Task description:
Give the listing below again in full, exactly as written.

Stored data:
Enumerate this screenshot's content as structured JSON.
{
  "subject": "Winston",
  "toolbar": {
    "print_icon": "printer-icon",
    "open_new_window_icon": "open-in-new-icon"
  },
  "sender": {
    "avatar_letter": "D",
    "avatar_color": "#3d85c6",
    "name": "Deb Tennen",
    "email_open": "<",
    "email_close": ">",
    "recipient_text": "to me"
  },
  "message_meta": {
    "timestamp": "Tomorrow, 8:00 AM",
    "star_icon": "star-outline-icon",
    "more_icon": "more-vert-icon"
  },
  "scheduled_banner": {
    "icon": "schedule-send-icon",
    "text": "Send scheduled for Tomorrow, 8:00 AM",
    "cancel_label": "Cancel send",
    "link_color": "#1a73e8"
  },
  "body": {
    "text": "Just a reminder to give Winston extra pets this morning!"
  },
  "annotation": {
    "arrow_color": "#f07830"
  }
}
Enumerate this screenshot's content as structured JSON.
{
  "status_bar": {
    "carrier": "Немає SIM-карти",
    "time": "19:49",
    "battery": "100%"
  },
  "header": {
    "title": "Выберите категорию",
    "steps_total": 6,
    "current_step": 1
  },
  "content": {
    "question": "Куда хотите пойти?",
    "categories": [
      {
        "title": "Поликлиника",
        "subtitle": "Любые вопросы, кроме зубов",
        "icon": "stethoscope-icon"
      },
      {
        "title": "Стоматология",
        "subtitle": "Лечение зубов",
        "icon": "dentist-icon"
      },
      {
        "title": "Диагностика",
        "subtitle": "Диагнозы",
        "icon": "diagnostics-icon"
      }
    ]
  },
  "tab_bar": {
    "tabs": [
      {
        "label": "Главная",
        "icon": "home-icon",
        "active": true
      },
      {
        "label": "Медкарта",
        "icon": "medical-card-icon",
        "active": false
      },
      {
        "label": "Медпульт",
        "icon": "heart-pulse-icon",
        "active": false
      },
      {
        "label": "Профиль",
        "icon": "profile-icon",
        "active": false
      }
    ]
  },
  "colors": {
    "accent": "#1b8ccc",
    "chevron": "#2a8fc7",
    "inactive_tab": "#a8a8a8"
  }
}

Exercise output:
Enumerate this screenshot's content as structured JSON.
{
  "subject": "Winston",
  "toolbar": {
    "print_icon": "printer-icon",
    "open_new_window_icon": "open-in-new-icon"
  },
  "sender": {
    "avatar_letter": "D",
    "avatar_color": "#3d85c6",
    "name": "Deb Tennen",
    "email_open": "<",
    "email_close": ">",
    "recipient_text": "to me"
  },
  "message_meta": {
    "timestamp": "Tomorrow, 8:00 AM",
    "star_icon": "star-outline-icon",
    "more_icon": "more-vert-icon"
  },
  "scheduled_banner": {
    "icon": "schedule-send-icon",
    "text": "Send scheduled for Tomorrow, 8:00 AM",
    "cancel_label": "Cancel send",
    "link_color": "#1a73e8"
  },
  "body": {
    "text": "Just a reminder to give Winston extra pets this morning!"
  },
  "annotation": {
    "arrow_color": "#f07830"
  }
}
Enumerate this screenshot's content as structured JSON.
{
  "status_bar": {
    "carrier": "Немає SIM-карти",
    "time": "19:49",
    "battery": "100%"
  },
  "header": {
    "title": "Выберите категорию",
    "steps_total": 6,
    "current_step": 1
  },
  "content": {
    "question": "Куда хотите пойти?",
    "categories": [
      {
        "title": "Поликлиника",
        "subtitle": "Любые вопросы, кроме зубов",
        "icon": "stethoscope-icon"
      },
      {
        "title": "Стоматология",
        "subtitle": "Лечение зубов",
        "icon": "dentist-icon"
      },
      {
        "title": "Диагностика",
        "subtitle": "Диагнозы",
        "icon": "diagnostics-icon"
      }
    ]
  },
  "tab_bar": {
    "tabs": [
      {
        "label": "Главная",
        "icon": "home-icon",
        "active": true
      },
      {
        "label": "Медкарта",
        "icon": "medical-card-icon",
        "active": false
      },
      {
        "label": "Медпульт",
        "icon": "heart-pulse-icon",
        "active": false
      },
      {
        "label": "Профиль",
        "icon": "profile-icon",
        "active": false
      }
    ]
  },
  "colors": {
    "accent": "#1b8ccc",
    "chevron": "#2a8fc7",
    "inactive_tab": "#a8a8a8"
  }
}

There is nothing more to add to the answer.